Gather all lines containing the string "JSON" and copy them out.

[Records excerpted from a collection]
======
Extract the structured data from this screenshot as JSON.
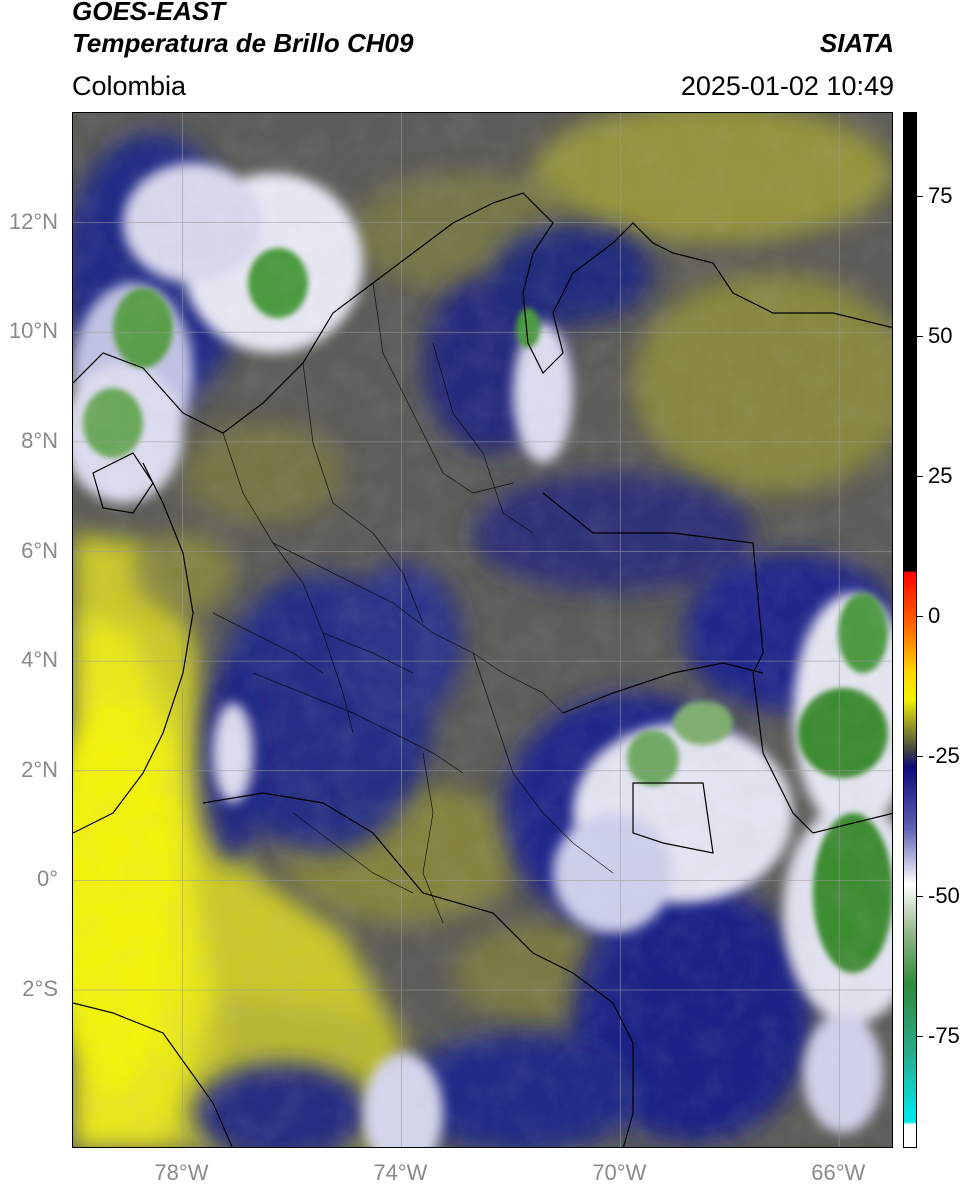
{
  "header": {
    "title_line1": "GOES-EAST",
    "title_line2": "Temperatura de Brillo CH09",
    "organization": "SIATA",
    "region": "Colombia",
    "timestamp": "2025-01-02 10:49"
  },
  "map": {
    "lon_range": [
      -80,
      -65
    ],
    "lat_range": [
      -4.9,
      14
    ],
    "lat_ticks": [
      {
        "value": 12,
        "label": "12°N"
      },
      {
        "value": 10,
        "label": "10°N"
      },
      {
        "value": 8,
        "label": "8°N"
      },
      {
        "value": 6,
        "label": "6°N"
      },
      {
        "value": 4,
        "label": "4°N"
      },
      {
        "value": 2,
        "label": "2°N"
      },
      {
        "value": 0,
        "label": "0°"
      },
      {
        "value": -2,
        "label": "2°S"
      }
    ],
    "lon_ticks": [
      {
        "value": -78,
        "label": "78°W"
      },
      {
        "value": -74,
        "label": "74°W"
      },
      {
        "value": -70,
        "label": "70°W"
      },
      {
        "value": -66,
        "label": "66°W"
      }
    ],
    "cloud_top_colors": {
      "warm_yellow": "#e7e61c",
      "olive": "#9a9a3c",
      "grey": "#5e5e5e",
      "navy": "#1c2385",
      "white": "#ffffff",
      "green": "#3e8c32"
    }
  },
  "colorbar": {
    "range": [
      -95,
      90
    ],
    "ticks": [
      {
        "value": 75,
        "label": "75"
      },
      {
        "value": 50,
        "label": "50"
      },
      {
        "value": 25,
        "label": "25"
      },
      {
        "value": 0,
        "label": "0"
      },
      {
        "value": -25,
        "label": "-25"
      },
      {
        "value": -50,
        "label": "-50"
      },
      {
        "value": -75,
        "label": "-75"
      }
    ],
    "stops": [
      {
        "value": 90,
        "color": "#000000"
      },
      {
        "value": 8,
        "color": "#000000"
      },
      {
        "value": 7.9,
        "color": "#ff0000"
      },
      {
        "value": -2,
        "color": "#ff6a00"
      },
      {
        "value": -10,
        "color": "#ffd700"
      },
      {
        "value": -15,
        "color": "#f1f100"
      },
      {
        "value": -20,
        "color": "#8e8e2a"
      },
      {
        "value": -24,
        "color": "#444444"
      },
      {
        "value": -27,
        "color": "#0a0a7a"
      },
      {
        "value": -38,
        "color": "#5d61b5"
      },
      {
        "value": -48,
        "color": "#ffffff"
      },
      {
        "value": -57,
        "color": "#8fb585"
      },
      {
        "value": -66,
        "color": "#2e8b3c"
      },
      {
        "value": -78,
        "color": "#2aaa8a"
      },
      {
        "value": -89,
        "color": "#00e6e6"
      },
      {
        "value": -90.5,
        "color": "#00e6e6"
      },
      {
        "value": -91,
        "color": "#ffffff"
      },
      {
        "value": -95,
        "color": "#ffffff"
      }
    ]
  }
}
======
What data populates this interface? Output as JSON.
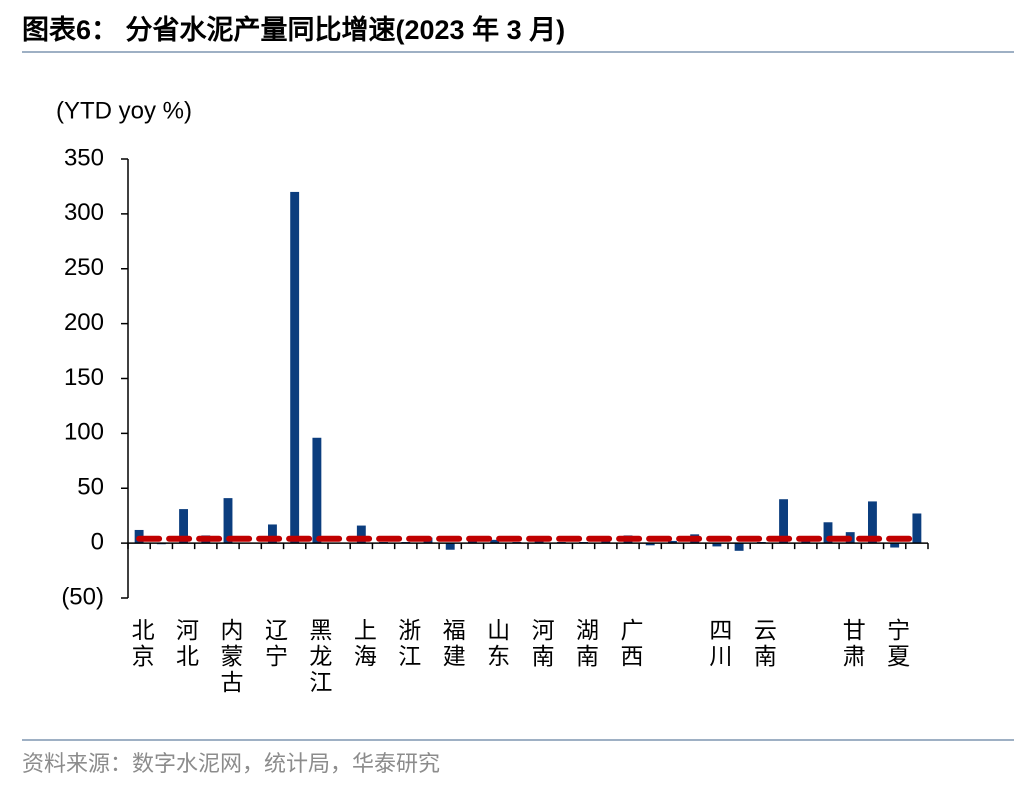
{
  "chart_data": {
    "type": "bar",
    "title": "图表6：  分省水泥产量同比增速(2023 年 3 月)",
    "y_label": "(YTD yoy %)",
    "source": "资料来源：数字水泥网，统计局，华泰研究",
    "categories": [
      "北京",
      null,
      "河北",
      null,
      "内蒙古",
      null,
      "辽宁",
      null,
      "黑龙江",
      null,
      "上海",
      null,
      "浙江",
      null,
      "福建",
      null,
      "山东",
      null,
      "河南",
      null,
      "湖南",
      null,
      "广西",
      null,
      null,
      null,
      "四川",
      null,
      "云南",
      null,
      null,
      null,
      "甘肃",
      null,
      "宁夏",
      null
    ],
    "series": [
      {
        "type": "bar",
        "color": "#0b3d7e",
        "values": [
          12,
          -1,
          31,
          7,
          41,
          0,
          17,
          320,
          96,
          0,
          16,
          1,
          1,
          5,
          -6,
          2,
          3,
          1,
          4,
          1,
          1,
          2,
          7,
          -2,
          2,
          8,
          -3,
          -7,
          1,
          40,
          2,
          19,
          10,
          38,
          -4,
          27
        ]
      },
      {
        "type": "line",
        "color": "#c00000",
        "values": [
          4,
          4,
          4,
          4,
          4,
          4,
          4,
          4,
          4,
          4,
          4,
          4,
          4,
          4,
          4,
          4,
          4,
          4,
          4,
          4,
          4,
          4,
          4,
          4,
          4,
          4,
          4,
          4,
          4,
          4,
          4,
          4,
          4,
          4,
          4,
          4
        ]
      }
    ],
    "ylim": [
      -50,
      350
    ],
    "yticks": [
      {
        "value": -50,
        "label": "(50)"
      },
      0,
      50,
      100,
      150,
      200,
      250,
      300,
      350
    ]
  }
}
======
> Result
Extract the structured data from this screenshot as JSON.
What data populates this interface? Output as JSON.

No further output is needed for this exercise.